What you should do:
Report only the number of lines that hold the word "marker".
[Begin Excerpted data]
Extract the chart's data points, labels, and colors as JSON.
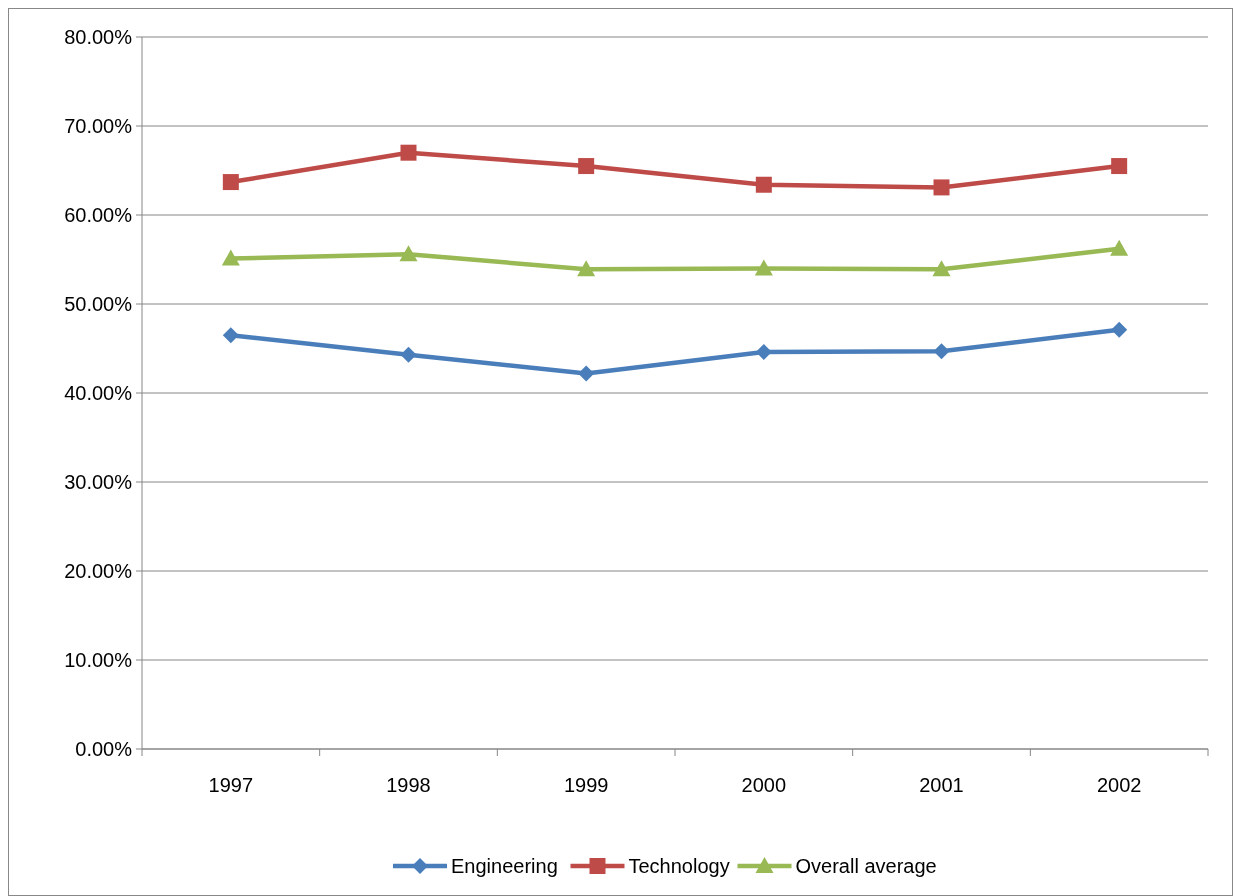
{
  "chart_data": {
    "type": "line",
    "categories": [
      "1997",
      "1998",
      "1999",
      "2000",
      "2001",
      "2002"
    ],
    "series": [
      {
        "name": "Engineering",
        "color": "#4a7ebb",
        "marker": "diamond",
        "values": [
          46.5,
          44.3,
          42.2,
          44.6,
          44.7,
          47.1
        ]
      },
      {
        "name": "Technology",
        "color": "#be4b48",
        "marker": "square",
        "values": [
          63.7,
          67.0,
          65.5,
          63.4,
          63.1,
          65.5
        ]
      },
      {
        "name": "Overall average",
        "color": "#98b954",
        "marker": "triangle",
        "values": [
          55.1,
          55.6,
          53.9,
          54.0,
          53.9,
          56.2
        ]
      }
    ],
    "ylim": [
      0,
      80
    ],
    "yticks": [
      {
        "value": 0,
        "label": "0.00%"
      },
      {
        "value": 10,
        "label": "10.00%"
      },
      {
        "value": 20,
        "label": "20.00%"
      },
      {
        "value": 30,
        "label": "30.00%"
      },
      {
        "value": 40,
        "label": "40.00%"
      },
      {
        "value": 50,
        "label": "50.00%"
      },
      {
        "value": 60,
        "label": "60.00%"
      },
      {
        "value": 70,
        "label": "70.00%"
      },
      {
        "value": 80,
        "label": "80.00%"
      }
    ],
    "grid": "y",
    "legend": "bottom",
    "line_style": "solid"
  }
}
[End Excerpted data]
Result of the exercise:
3